→ **Aim**:
Repeat all entries exactly.
* begin *
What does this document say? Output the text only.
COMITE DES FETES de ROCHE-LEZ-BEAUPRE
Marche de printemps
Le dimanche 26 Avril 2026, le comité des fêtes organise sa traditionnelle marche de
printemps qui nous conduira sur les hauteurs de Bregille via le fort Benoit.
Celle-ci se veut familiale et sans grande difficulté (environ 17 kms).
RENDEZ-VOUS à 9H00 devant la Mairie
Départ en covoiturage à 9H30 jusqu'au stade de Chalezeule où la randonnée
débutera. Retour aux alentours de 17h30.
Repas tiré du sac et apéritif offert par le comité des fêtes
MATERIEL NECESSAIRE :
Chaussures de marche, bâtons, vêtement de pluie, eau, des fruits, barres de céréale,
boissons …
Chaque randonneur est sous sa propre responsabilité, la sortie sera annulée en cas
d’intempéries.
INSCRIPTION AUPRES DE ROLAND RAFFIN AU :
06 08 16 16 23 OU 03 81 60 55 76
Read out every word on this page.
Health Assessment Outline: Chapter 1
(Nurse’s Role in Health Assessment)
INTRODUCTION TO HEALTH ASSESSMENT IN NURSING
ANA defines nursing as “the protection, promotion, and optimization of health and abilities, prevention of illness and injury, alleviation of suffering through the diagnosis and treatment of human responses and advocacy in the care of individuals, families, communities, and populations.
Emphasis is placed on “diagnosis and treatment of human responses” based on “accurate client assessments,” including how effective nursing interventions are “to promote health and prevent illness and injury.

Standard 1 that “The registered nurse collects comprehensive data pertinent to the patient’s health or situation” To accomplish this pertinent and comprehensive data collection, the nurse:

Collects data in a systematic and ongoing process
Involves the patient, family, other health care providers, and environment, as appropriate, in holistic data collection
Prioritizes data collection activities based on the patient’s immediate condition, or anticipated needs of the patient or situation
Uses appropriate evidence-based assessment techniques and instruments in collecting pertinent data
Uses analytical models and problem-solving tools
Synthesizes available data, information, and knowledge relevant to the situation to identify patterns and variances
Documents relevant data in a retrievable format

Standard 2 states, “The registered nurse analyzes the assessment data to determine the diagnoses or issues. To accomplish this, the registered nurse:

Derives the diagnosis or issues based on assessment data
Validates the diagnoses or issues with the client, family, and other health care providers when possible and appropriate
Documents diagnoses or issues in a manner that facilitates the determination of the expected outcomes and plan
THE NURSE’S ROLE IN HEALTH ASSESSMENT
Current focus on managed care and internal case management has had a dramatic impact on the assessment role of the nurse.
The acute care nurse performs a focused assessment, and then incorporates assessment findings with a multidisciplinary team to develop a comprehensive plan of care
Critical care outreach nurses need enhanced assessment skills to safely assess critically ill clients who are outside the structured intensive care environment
* end *
→ **Written reply**:
What does this document say? Output the text only.
COMITE DES FETES de ROCHE-LEZ-BEAUPRE
Marche de printemps
Le dimanche 26 Avril 2026, le comité des fêtes organise sa traditionnelle marche de
printemps qui nous conduira sur les hauteurs de Bregille via le fort Benoit.
Celle-ci se veut familiale et sans grande difficulté (environ 17 kms).
RENDEZ-VOUS à 9H00 devant la Mairie
Départ en covoiturage à 9H30 jusqu'au stade de Chalezeule où la randonnée
débutera. Retour aux alentours de 17h30.
Repas tiré du sac et apéritif offert par le comité des fêtes
MATERIEL NECESSAIRE :
Chaussures de marche, bâtons, vêtement de pluie, eau, des fruits, barres de céréale,
boissons …
Chaque randonneur est sous sa propre responsabilité, la sortie sera annulée en cas
d’intempéries.
INSCRIPTION AUPRES DE ROLAND RAFFIN AU :
06 08 16 16 23 OU 03 81 60 55 76
Read out every word on this page.
Health Assessment Outline: Chapter 1
(Nurse’s Role in Health Assessment)
INTRODUCTION TO HEALTH ASSESSMENT IN NURSING
ANA defines nursing as “the protection, promotion, and optimization of health and abilities, prevention of illness and injury, alleviation of suffering through the diagnosis and treatment of human responses and advocacy in the care of individuals, families, communities, and populations.
Emphasis is placed on “diagnosis and treatment of human responses” based on “accurate client assessments,” including how effective nursing interventions are “to promote health and prevent illness and injury.

Standard 1 that “The registered nurse collects comprehensive data pertinent to the patient’s health or situation” To accomplish this pertinent and comprehensive data collection, the nurse:

Collects data in a systematic and ongoing process
Involves the patient, family, other health care providers, and environment, as appropriate, in holistic data collection
Prioritizes data collection activities based on the patient’s immediate condition, or anticipated needs of the patient or situation
Uses appropriate evidence-based assessment techniques and instruments in collecting pertinent data
Uses analytical models and problem-solving tools
Synthesizes available data, information, and knowledge relevant to the situation to identify patterns and variances
Documents relevant data in a retrievable format

Standard 2 states, “The registered nurse analyzes the assessment data to determine the diagnoses or issues. To accomplish this, the registered nurse:

Derives the diagnosis or issues based on assessment data
Validates the diagnoses or issues with the client, family, and other health care providers when possible and appropriate
Documents diagnoses or issues in a manner that facilitates the determination of the expected outcomes and plan
THE NURSE’S ROLE IN HEALTH ASSESSMENT
Current focus on managed care and internal case management has had a dramatic impact on the assessment role of the nurse.
The acute care nurse performs a focused assessment, and then incorporates assessment findings with a multidisciplinary team to develop a comprehensive plan of care
Critical care outreach nurses need enhanced assessment skills to safely assess critically ill clients who are outside the structured intensive care environment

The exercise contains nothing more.